## Extracted material
-- START --

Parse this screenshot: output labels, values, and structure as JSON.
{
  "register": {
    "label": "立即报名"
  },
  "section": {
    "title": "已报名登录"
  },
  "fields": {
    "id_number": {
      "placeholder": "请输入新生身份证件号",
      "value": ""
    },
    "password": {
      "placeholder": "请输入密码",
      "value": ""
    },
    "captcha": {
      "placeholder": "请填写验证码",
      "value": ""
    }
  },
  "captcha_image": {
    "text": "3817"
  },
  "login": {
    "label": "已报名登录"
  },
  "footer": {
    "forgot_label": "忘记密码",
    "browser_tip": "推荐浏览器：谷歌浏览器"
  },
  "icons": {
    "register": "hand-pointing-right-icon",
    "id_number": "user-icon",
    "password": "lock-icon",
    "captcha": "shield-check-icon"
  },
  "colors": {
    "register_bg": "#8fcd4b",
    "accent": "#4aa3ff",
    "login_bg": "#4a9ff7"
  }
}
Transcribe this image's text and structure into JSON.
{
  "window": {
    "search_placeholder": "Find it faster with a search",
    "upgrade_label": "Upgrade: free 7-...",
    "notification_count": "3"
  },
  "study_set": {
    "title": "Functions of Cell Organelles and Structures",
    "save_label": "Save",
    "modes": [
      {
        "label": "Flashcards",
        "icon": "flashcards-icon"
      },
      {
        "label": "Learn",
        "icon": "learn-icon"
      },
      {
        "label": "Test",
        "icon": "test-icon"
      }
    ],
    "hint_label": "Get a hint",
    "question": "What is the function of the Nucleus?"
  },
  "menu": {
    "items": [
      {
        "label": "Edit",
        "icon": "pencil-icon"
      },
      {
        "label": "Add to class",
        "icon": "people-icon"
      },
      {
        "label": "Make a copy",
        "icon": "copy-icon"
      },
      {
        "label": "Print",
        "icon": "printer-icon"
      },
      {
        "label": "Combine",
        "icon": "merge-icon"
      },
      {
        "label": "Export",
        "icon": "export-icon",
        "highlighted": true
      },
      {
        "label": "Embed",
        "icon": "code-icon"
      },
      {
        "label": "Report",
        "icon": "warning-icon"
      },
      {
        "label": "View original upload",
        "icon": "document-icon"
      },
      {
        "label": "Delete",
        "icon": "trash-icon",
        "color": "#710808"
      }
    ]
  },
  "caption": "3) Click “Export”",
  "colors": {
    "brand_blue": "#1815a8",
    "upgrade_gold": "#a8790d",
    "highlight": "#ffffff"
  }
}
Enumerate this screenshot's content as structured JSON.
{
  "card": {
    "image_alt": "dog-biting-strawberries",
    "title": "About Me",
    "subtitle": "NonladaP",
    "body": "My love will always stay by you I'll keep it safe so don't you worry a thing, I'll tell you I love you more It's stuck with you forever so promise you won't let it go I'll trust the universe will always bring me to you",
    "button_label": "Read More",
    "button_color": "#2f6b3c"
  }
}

-- END --

## Written task
Count every line of the material above that holds the string "JSON", then state only the total.

## Exercise solution
3